■ **Objective**
Output every record word for word.
##############################
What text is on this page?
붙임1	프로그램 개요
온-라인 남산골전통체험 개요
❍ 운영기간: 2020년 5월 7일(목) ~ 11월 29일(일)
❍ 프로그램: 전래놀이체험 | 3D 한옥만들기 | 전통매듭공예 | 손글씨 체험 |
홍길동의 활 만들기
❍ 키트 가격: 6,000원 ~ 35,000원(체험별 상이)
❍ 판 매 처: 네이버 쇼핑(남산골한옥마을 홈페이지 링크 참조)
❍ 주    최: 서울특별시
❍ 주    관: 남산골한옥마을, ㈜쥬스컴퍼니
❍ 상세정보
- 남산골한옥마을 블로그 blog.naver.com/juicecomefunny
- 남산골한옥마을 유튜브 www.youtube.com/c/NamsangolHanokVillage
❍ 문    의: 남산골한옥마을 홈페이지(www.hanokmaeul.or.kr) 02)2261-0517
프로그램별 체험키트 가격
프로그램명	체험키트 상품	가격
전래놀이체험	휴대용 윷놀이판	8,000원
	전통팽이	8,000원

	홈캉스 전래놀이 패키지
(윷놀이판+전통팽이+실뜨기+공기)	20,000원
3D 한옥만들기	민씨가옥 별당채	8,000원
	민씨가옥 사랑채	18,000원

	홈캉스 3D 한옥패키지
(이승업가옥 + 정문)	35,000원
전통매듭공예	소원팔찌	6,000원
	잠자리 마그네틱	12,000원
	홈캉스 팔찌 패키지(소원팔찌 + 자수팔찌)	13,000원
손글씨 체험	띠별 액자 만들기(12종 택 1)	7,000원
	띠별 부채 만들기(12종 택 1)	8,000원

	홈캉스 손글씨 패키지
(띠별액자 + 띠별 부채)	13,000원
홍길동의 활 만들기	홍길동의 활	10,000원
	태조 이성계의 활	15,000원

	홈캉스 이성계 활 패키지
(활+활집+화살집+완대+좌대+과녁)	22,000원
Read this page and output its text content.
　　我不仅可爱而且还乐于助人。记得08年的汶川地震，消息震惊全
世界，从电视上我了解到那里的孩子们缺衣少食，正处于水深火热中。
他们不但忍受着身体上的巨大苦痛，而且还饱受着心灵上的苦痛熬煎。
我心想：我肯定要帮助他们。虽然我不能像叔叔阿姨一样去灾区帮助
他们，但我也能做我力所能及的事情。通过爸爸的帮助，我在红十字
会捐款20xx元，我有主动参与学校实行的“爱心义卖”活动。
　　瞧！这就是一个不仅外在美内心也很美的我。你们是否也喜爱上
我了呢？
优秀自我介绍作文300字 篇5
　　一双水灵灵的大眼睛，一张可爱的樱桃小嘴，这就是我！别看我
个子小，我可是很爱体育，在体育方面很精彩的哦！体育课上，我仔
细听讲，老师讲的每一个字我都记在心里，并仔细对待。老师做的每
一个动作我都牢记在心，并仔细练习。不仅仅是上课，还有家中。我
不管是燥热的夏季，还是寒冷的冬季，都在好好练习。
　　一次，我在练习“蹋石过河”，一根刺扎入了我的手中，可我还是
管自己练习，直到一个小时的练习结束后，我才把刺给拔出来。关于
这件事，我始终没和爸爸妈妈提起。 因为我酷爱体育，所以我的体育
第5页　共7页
##############################
■ **Solution to this problem**
What text is on this page?
붙임1	프로그램 개요
온-라인 남산골전통체험 개요
❍ 운영기간: 2020년 5월 7일(목) ~ 11월 29일(일)
❍ 프로그램: 전래놀이체험 | 3D 한옥만들기 | 전통매듭공예 | 손글씨 체험 |
홍길동의 활 만들기
❍ 키트 가격: 6,000원 ~ 35,000원(체험별 상이)
❍ 판 매 처: 네이버 쇼핑(남산골한옥마을 홈페이지 링크 참조)
❍ 주    최: 서울특별시
❍ 주    관: 남산골한옥마을, ㈜쥬스컴퍼니
❍ 상세정보
- 남산골한옥마을 블로그 blog.naver.com/juicecomefunny
- 남산골한옥마을 유튜브 www.youtube.com/c/NamsangolHanokVillage
❍ 문    의: 남산골한옥마을 홈페이지(www.hanokmaeul.or.kr) 02)2261-0517
프로그램별 체험키트 가격
프로그램명	체험키트 상품	가격
전래놀이체험	휴대용 윷놀이판	8,000원
	전통팽이	8,000원

	홈캉스 전래놀이 패키지
(윷놀이판+전통팽이+실뜨기+공기)	20,000원
3D 한옥만들기	민씨가옥 별당채	8,000원
	민씨가옥 사랑채	18,000원

	홈캉스 3D 한옥패키지
(이승업가옥 + 정문)	35,000원
전통매듭공예	소원팔찌	6,000원
	잠자리 마그네틱	12,000원
	홈캉스 팔찌 패키지(소원팔찌 + 자수팔찌)	13,000원
손글씨 체험	띠별 액자 만들기(12종 택 1)	7,000원
	띠별 부채 만들기(12종 택 1)	8,000원

	홈캉스 손글씨 패키지
(띠별액자 + 띠별 부채)	13,000원
홍길동의 활 만들기	홍길동의 활	10,000원
	태조 이성계의 활	15,000원

	홈캉스 이성계 활 패키지
(활+활집+화살집+완대+좌대+과녁)	22,000원
Read this page and output its text content.
　　我不仅可爱而且还乐于助人。记得08年的汶川地震，消息震惊全
世界，从电视上我了解到那里的孩子们缺衣少食，正处于水深火热中。
他们不但忍受着身体上的巨大苦痛，而且还饱受着心灵上的苦痛熬煎。
我心想：我肯定要帮助他们。虽然我不能像叔叔阿姨一样去灾区帮助
他们，但我也能做我力所能及的事情。通过爸爸的帮助，我在红十字
会捐款20xx元，我有主动参与学校实行的“爱心义卖”活动。
　　瞧！这就是一个不仅外在美内心也很美的我。你们是否也喜爱上
我了呢？
优秀自我介绍作文300字 篇5
　　一双水灵灵的大眼睛，一张可爱的樱桃小嘴，这就是我！别看我
个子小，我可是很爱体育，在体育方面很精彩的哦！体育课上，我仔
细听讲，老师讲的每一个字我都记在心里，并仔细对待。老师做的每
一个动作我都牢记在心，并仔细练习。不仅仅是上课，还有家中。我
不管是燥热的夏季，还是寒冷的冬季，都在好好练习。
　　一次，我在练习“蹋石过河”，一根刺扎入了我的手中，可我还是
管自己练习，直到一个小时的练习结束后，我才把刺给拔出来。关于
这件事，我始终没和爸爸妈妈提起。 因为我酷爱体育，所以我的体育
第5页　共7页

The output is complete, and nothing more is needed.